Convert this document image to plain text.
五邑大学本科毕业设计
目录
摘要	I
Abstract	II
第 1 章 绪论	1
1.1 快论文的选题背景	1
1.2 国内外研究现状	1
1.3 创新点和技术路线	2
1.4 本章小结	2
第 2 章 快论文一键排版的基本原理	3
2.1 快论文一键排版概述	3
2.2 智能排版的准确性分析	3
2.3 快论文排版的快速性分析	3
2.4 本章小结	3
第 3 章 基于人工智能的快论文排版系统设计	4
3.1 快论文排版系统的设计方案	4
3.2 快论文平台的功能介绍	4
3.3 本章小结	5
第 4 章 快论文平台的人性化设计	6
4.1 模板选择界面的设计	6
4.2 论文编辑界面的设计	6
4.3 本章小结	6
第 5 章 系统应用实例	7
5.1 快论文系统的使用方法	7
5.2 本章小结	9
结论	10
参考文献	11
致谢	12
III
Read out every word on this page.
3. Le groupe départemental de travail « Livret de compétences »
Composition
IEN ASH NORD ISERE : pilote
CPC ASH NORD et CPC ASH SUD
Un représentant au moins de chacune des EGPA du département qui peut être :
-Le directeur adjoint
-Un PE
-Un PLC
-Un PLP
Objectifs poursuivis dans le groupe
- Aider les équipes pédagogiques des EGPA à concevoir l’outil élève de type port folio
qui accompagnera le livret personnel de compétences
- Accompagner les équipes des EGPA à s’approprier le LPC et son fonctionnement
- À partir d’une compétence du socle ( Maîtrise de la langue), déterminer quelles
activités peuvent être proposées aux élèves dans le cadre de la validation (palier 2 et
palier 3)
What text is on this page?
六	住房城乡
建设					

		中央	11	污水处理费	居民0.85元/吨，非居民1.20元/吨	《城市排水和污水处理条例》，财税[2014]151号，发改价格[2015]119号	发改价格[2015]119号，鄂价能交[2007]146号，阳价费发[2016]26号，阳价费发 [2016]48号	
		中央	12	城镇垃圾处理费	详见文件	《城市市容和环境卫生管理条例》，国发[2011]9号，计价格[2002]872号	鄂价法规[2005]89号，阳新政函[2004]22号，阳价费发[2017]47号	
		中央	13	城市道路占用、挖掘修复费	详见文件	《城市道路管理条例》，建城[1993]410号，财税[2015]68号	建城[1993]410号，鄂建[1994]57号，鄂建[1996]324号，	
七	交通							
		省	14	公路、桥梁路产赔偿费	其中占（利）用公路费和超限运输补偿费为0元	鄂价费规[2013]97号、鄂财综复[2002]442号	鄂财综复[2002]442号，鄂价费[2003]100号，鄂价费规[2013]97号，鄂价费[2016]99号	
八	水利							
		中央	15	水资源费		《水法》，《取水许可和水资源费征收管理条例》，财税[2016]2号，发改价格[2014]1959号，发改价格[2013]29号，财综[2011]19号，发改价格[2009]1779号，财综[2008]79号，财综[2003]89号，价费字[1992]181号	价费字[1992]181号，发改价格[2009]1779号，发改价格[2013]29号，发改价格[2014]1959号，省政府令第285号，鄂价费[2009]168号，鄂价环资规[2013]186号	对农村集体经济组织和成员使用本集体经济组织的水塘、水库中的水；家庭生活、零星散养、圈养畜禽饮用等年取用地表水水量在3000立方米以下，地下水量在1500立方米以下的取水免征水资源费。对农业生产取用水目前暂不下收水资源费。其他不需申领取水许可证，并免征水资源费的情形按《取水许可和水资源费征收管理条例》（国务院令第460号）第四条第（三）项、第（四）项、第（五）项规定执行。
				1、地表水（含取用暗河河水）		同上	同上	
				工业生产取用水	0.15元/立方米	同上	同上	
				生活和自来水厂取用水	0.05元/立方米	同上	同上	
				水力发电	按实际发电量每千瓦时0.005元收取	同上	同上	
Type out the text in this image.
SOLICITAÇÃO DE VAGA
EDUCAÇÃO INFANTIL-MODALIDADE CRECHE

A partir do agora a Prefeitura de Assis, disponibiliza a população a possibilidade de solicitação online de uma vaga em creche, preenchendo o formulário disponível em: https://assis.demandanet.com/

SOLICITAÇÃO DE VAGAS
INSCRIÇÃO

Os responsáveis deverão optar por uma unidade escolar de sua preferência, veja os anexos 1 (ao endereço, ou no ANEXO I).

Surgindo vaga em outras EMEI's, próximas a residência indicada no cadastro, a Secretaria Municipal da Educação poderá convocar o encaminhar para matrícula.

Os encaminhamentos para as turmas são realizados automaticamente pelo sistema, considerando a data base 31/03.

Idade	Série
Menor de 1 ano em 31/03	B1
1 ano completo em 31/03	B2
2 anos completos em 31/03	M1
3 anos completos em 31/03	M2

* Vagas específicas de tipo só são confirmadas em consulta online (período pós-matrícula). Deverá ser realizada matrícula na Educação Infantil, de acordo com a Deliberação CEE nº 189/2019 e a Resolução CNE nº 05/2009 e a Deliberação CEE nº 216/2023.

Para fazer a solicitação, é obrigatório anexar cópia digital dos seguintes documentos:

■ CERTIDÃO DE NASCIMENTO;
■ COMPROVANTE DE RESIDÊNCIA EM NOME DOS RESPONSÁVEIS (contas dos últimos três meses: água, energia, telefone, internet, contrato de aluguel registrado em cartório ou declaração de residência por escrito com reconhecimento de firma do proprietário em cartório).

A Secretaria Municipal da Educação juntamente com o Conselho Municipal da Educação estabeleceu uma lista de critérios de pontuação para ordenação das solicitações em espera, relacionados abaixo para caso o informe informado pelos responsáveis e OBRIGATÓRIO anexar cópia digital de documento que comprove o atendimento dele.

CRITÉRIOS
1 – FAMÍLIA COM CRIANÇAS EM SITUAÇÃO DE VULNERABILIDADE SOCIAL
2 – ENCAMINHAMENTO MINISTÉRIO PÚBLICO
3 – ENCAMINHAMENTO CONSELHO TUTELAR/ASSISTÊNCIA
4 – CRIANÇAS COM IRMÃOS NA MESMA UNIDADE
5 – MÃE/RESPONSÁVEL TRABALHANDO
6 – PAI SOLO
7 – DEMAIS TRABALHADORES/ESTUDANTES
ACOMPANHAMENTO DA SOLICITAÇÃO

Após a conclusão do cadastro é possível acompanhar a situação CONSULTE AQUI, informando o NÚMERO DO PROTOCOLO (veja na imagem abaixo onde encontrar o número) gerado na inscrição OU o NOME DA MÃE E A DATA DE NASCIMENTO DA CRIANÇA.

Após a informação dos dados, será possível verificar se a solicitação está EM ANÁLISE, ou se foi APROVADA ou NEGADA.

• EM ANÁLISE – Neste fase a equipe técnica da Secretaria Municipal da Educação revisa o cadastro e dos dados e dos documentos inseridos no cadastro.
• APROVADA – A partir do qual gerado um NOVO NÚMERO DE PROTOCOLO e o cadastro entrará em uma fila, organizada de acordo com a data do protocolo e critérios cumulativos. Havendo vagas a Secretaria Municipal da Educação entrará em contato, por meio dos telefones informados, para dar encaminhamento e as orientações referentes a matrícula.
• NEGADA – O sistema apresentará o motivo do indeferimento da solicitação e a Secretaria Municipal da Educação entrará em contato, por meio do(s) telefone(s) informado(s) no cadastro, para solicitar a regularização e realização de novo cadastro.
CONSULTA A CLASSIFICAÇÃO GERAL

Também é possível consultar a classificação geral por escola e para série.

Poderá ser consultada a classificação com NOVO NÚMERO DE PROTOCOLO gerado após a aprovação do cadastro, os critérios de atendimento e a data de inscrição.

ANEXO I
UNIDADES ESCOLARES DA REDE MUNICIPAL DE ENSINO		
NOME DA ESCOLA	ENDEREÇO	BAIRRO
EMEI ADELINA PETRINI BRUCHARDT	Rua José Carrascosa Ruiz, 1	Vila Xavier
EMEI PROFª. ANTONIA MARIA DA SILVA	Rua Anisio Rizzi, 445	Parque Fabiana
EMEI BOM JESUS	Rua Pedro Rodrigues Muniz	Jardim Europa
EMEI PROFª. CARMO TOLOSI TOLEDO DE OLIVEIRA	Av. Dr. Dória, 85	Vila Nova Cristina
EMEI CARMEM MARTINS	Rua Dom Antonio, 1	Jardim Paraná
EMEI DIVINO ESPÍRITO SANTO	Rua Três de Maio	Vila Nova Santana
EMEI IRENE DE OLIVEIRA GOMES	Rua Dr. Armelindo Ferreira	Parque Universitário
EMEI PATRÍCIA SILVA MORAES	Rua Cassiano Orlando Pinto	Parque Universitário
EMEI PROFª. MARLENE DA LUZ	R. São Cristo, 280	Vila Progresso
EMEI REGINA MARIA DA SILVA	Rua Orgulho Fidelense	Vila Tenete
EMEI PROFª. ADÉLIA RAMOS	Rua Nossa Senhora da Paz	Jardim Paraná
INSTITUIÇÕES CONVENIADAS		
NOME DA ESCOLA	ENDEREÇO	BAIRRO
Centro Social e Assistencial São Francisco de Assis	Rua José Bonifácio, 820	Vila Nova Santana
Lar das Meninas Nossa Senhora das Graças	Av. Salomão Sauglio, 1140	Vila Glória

•••

REQUIREMENTS - Gather and copy every line of the data in which the string "compétences" is found.

COMPLETE RESPONSE -
3. Le groupe départemental de travail « Livret de compétences »
qui accompagnera le livret personnel de compétences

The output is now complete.